** Text passage **
Completed in 1992, the building was designed by the New York-based architecture firm Hardy Holzman Pfeiffer Associates. The college had interviewed three other renowned architects for the job, including Charles Moore, who designed the Hood Museum at Dartmouth College, and Robert Venturi, who was at the time the campus architect for Princeton University.
“The deconstructive plan of the building,” Andres said, “with its collision of organizational systems, complex spaces, and individualized components was, and still is, daring and challenging.”
That was the purpose of the design, he said:
“(To) challenge people to question and respond, not to take the forms of our environment for granted.”
It is under the roof of this building — which, with its polygonal towers and pointed roof caps, stands in stark contrast to the slanted-roof, barn-inspired structures typical of the region — that artistic giants like famed theater director Anne Bogart and Grammy-winning kora player Mamadou Diabaté, among countless others, have appeared before audiences that mix both college students and local residents.
“The Seeler Theater and the surround concert hall are two of the finest performance spaces in the region,” Andres said. “Some of our visiting musicians consider the concert hall important on a national level.”
“It is certainly the hub of arts activity on campus,” Sacheli Lloyd added, “but it would be a mistake to say that this is the only place the arts happen.”
She pointed out that other arts and cultural centers in town — notably the Town Hall Theater, the Sheldon Museum and the Vermont Folklife Center — have all contributed to making Addison County a cultural destination.
“These are very accomplished cultural organizations that we feel very proud to share Middlebury’s main street with,” Sacheli Lloyd said.

** Supplied records **
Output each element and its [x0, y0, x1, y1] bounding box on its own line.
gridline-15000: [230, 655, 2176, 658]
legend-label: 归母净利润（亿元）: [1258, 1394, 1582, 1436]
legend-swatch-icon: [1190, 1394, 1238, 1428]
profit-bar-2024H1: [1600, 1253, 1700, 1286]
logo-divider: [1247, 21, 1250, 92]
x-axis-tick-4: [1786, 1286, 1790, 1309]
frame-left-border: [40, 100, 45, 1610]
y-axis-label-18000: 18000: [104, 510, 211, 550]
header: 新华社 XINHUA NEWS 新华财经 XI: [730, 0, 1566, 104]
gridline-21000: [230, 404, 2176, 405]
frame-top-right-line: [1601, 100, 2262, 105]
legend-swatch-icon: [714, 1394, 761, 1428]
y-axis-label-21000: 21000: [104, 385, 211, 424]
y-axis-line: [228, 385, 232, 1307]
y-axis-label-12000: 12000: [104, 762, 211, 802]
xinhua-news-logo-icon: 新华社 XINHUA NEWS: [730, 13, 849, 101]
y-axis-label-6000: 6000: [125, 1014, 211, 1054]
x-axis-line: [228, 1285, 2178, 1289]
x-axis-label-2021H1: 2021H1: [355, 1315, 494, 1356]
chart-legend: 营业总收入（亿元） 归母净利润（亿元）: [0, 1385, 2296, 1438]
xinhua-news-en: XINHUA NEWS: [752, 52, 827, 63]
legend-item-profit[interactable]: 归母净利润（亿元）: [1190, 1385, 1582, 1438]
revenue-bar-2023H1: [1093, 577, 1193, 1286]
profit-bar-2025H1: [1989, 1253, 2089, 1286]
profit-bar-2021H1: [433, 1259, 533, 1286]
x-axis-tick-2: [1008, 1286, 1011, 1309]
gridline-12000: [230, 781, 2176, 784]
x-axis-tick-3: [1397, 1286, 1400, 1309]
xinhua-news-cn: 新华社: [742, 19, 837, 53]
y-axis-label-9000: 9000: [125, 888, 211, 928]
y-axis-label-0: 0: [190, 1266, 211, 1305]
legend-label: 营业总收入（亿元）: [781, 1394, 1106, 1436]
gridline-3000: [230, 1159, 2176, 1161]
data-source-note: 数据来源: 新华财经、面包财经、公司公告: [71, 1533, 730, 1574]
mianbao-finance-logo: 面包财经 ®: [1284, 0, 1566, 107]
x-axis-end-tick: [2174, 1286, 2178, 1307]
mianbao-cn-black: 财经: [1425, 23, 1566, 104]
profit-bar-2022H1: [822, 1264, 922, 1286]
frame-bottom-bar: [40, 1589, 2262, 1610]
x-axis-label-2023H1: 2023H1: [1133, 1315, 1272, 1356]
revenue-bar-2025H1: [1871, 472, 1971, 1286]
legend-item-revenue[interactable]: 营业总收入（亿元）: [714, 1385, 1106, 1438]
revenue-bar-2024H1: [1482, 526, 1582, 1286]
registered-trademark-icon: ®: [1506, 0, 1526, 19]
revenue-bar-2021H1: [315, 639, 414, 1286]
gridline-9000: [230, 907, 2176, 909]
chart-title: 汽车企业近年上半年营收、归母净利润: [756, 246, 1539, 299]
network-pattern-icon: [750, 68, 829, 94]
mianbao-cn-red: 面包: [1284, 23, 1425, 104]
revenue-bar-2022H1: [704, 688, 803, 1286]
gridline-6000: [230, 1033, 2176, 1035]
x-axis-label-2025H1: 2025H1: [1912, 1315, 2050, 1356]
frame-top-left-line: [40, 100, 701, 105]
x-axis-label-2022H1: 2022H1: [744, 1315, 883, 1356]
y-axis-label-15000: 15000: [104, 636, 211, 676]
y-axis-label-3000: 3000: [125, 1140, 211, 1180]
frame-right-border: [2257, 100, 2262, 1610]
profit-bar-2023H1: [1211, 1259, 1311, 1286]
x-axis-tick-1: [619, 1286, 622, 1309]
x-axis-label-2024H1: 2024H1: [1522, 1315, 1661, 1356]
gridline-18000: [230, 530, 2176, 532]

** What this exercise asks **
1) In the arts building text above, which architecture firm designed the building?
2) Condense the paragraph of the arts building text that begins "Completed in 1992" into a bulleted list that keeps its main facts.

** Solutions to the problems **
1) Hardy Holzman Pfeiffer Associates, a New York-based firm.

2)
- The building was completed in 1992.
- The New York-based firm Hardy Holzman Pfeiffer Associates designed it.
- The college had interviewed three other renowned architects for the job.
- One of them was Charles Moore, who designed the Hood Museum at Dartmouth College.
- Another was Robert Venturi, then the campus architect for Princeton University.